** begin ENTRIES **

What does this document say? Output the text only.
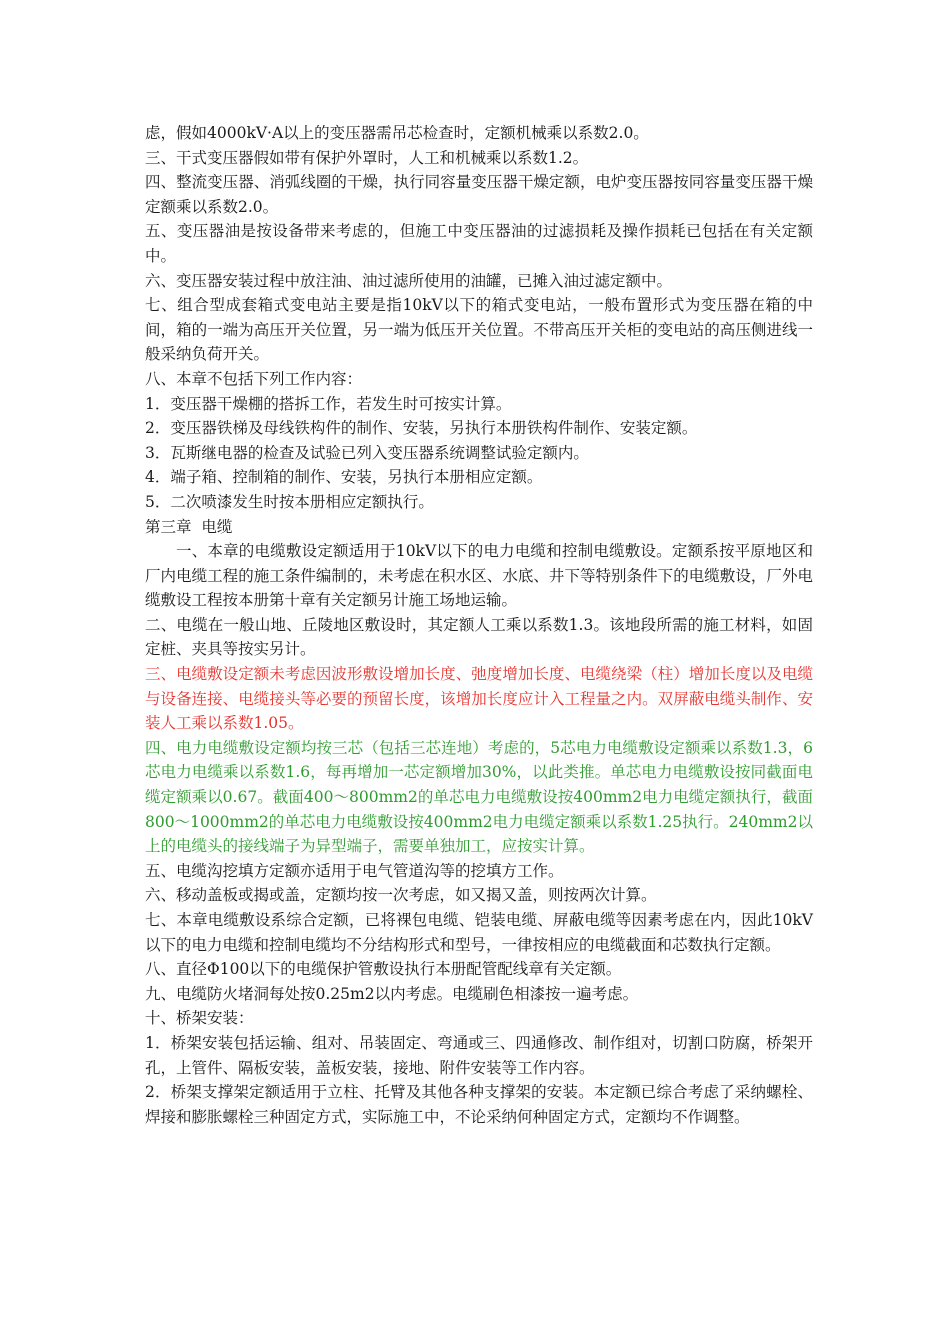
虑，假如4000kV·A以上的变压器需吊芯检查时，定额机械乘以系数2.0。

三、干式变压器假如带有保护外罩时，人工和机械乘以系数1.2。

四、整流变压器、消弧线圈的干燥，执行同容量变压器干燥定额，电炉变压器按同容量变压器干燥定额乘以系数2.0。

五、变压器油是按设备带来考虑的，但施工中变压器油的过滤损耗及操作损耗已包括在有关定额中。

六、变压器安装过程中放注油、油过滤所使用的油罐，已摊入油过滤定额中。

七、组合型成套箱式变电站主要是指10kV以下的箱式变电站，一般布置形式为变压器在箱的中间，箱的一端为高压开关位置，另一端为低压开关位置。不带高压开关柜的变电站的高压侧进线一般采纳负荷开关。

八、本章不包括下列工作内容：

1．变压器干燥棚的搭拆工作，若发生时可按实计算。

2．变压器铁梯及母线铁构件的制作、安装，另执行本册铁构件制作、安装定额。

3．瓦斯继电器的检查及试验已列入变压器系统调整试验定额内。

4．端子箱、控制箱的制作、安装，另执行本册相应定额。

5．二次喷漆发生时按本册相应定额执行。

第三章  电缆

一、本章的电缆敷设定额适用于10kV以下的电力电缆和控制电缆敷设。定额系按平原地区和厂内电缆工程的施工条件编制的，未考虑在积水区、水底、井下等特别条件下的电缆敷设，厂外电缆敷设工程按本册第十章有关定额另计施工场地运输。

二、电缆在一般山地、丘陵地区敷设时，其定额人工乘以系数1.3。该地段所需的施工材料，如固定桩、夹具等按实另计。

三、电缆敷设定额未考虑因波形敷设增加长度、弛度增加长度、电缆绕梁（柱）增加长度以及电缆与设备连接、电缆接头等必要的预留长度，该增加长度应计入工程量之内。双屏蔽电缆头制作、安装人工乘以系数1.05。

四、电力电缆敷设定额均按三芯（包括三芯连地）考虑的，5芯电力电缆敷设定额乘以系数1.3，6芯电力电缆乘以系数1.6，每再增加一芯定额增加30%，以此类推。单芯电力电缆敷设按同截面电缆定额乘以0.67。截面400～800mm2的单芯电力电缆敷设按400mm2电力电缆定额执行，截面800～1000mm2的单芯电力电缆敷设按400mm2电力电缆定额乘以系数1.25执行。240mm2以上的电缆头的接线端子为异型端子，需要单独加工，应按实计算。

五、电缆沟挖填方定额亦适用于电气管道沟等的挖填方工作。

六、移动盖板或揭或盖，定额均按一次考虑，如又揭又盖，则按两次计算。

七、本章电缆敷设系综合定额，已将裸包电缆、铠装电缆、屏蔽电缆等因素考虑在内，因此10kV以下的电力电缆和控制电缆均不分结构形式和型号，一律按相应的电缆截面和芯数执行定额。

八、直径Φ100以下的电缆保护管敷设执行本册配管配线章有关定额。

九、电缆防火堵洞每处按0.25m2以内考虑。电缆刷色相漆按一遍考虑。

十、桥架安装：

1．桥架安装包括运输、组对、吊装固定、弯通或三、四通修改、制作组对，切割口防腐，桥架开孔，上管件、隔板安装，盖板安装，接地、附件安装等工作内容。

2．桥架支撑架定额适用于立柱、托臂及其他各种支撑架的安装。本定额已综合考虑了采纳螺栓、焊接和膨胀螺栓三种固定方式，实际施工中，不论采纳何种固定方式，定额均不作调整。
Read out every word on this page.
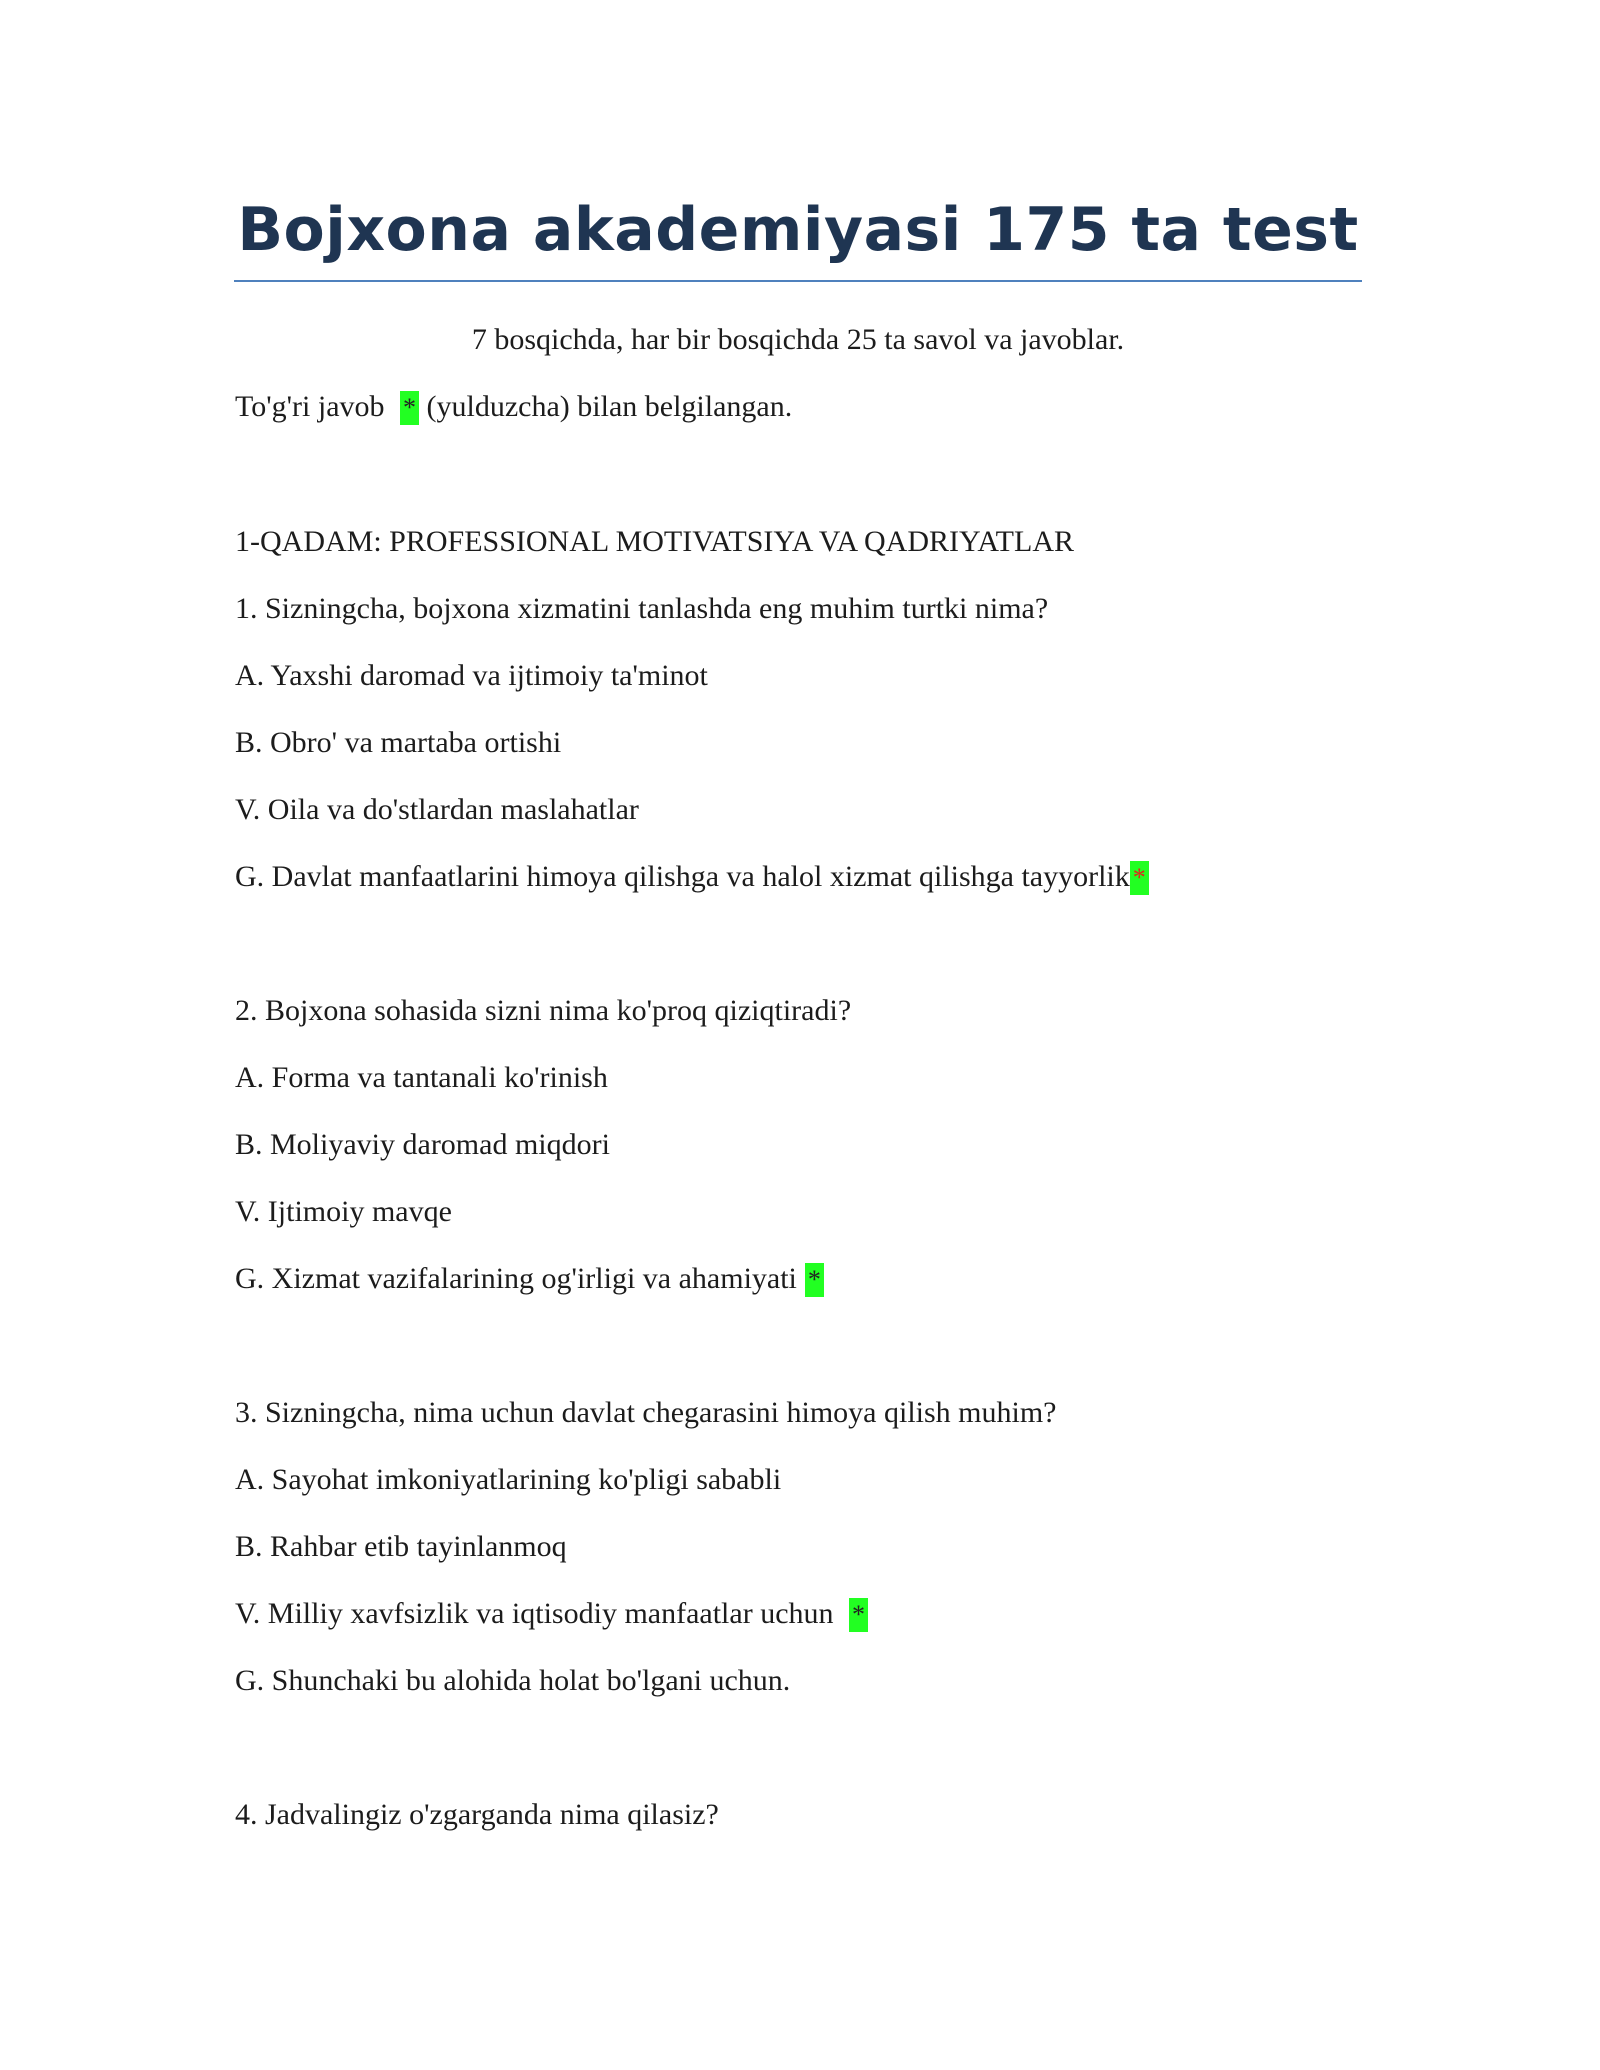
Bojxona akademiyasi 175 ta test
7 bosqichda, har bir bosqichda 25 ta savol va javoblar.
To'g'ri javob * (yulduzcha) bilan belgilangan.
1-QADAM: PROFESSIONAL MOTIVATSIYA VA QADRIYATLAR
1. Sizningcha, bojxona xizmatini tanlashda eng muhim turtki nima?
A. Yaxshi daromad va ijtimoiy ta'minot
B. Obro' va martaba ortishi
V. Oila va do'stlardan maslahatlar
G. Davlat manfaatlarini himoya qilishga va halol xizmat qilishga tayyorlik *
2. Bojxona sohasida sizni nima ko'proq qiziqtiradi?
A. Forma va tantanali ko'rinish
B. Moliyaviy daromad miqdori
V. Ijtimoiy mavqe
G. Xizmat vazifalarining og'irligi va ahamiyati *
3. Sizningcha, nima uchun davlat chegarasini himoya qilish muhim?
A. Sayohat imkoniyatlarining ko'pligi sababli
B. Rahbar etib tayinlanmoq
V. Milliy xavfsizlik va iqtisodiy manfaatlar uchun *
G. Shunchaki bu alohida holat bo'lgani uchun.
4. Jadvalingiz o'zgarganda nima qilasiz?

** end ENTRIES **

# TASK DESCRIPTION
Without the pictures, transcribe the listing above exactly.

# FULL OUTPUT
What does this document say? Output the text only.
虑，假如4000kV·A以上的变压器需吊芯检查时，定额机械乘以系数2.0。

三、干式变压器假如带有保护外罩时，人工和机械乘以系数1.2。

四、整流变压器、消弧线圈的干燥，执行同容量变压器干燥定额，电炉变压器按同容量变压器干燥定额乘以系数2.0。

五、变压器油是按设备带来考虑的，但施工中变压器油的过滤损耗及操作损耗已包括在有关定额中。

六、变压器安装过程中放注油、油过滤所使用的油罐，已摊入油过滤定额中。

七、组合型成套箱式变电站主要是指10kV以下的箱式变电站，一般布置形式为变压器在箱的中间，箱的一端为高压开关位置，另一端为低压开关位置。不带高压开关柜的变电站的高压侧进线一般采纳负荷开关。

八、本章不包括下列工作内容：

1．变压器干燥棚的搭拆工作，若发生时可按实计算。

2．变压器铁梯及母线铁构件的制作、安装，另执行本册铁构件制作、安装定额。

3．瓦斯继电器的检查及试验已列入变压器系统调整试验定额内。

4．端子箱、控制箱的制作、安装，另执行本册相应定额。

5．二次喷漆发生时按本册相应定额执行。

第三章  电缆

一、本章的电缆敷设定额适用于10kV以下的电力电缆和控制电缆敷设。定额系按平原地区和厂内电缆工程的施工条件编制的，未考虑在积水区、水底、井下等特别条件下的电缆敷设，厂外电缆敷设工程按本册第十章有关定额另计施工场地运输。

二、电缆在一般山地、丘陵地区敷设时，其定额人工乘以系数1.3。该地段所需的施工材料，如固定桩、夹具等按实另计。

三、电缆敷设定额未考虑因波形敷设增加长度、弛度增加长度、电缆绕梁（柱）增加长度以及电缆与设备连接、电缆接头等必要的预留长度，该增加长度应计入工程量之内。双屏蔽电缆头制作、安装人工乘以系数1.05。

四、电力电缆敷设定额均按三芯（包括三芯连地）考虑的，5芯电力电缆敷设定额乘以系数1.3，6芯电力电缆乘以系数1.6，每再增加一芯定额增加30%，以此类推。单芯电力电缆敷设按同截面电缆定额乘以0.67。截面400～800mm2的单芯电力电缆敷设按400mm2电力电缆定额执行，截面800～1000mm2的单芯电力电缆敷设按400mm2电力电缆定额乘以系数1.25执行。240mm2以上的电缆头的接线端子为异型端子，需要单独加工，应按实计算。

五、电缆沟挖填方定额亦适用于电气管道沟等的挖填方工作。

六、移动盖板或揭或盖，定额均按一次考虑，如又揭又盖，则按两次计算。

七、本章电缆敷设系综合定额，已将裸包电缆、铠装电缆、屏蔽电缆等因素考虑在内，因此10kV以下的电力电缆和控制电缆均不分结构形式和型号，一律按相应的电缆截面和芯数执行定额。

八、直径Φ100以下的电缆保护管敷设执行本册配管配线章有关定额。

九、电缆防火堵洞每处按0.25m2以内考虑。电缆刷色相漆按一遍考虑。

十、桥架安装：

1．桥架安装包括运输、组对、吊装固定、弯通或三、四通修改、制作组对，切割口防腐，桥架开孔，上管件、隔板安装，盖板安装，接地、附件安装等工作内容。

2．桥架支撑架定额适用于立柱、托臂及其他各种支撑架的安装。本定额已综合考虑了采纳螺栓、焊接和膨胀螺栓三种固定方式，实际施工中，不论采纳何种固定方式，定额均不作调整。
Read out every word on this page.
Bojxona akademiyasi 175 ta test
7 bosqichda, har bir bosqichda 25 ta savol va javoblar.
To'g'ri javob * (yulduzcha) bilan belgilangan.
1-QADAM: PROFESSIONAL MOTIVATSIYA VA QADRIYATLAR
1. Sizningcha, bojxona xizmatini tanlashda eng muhim turtki nima?
A. Yaxshi daromad va ijtimoiy ta'minot
B. Obro' va martaba ortishi
V. Oila va do'stlardan maslahatlar
G. Davlat manfaatlarini himoya qilishga va halol xizmat qilishga tayyorlik *
2. Bojxona sohasida sizni nima ko'proq qiziqtiradi?
A. Forma va tantanali ko'rinish
B. Moliyaviy daromad miqdori
V. Ijtimoiy mavqe
G. Xizmat vazifalarining og'irligi va ahamiyati *
3. Sizningcha, nima uchun davlat chegarasini himoya qilish muhim?
A. Sayohat imkoniyatlarining ko'pligi sababli
B. Rahbar etib tayinlanmoq
V. Milliy xavfsizlik va iqtisodiy manfaatlar uchun *
G. Shunchaki bu alohida holat bo'lgani uchun.
4. Jadvalingiz o'zgarganda nima qilasiz?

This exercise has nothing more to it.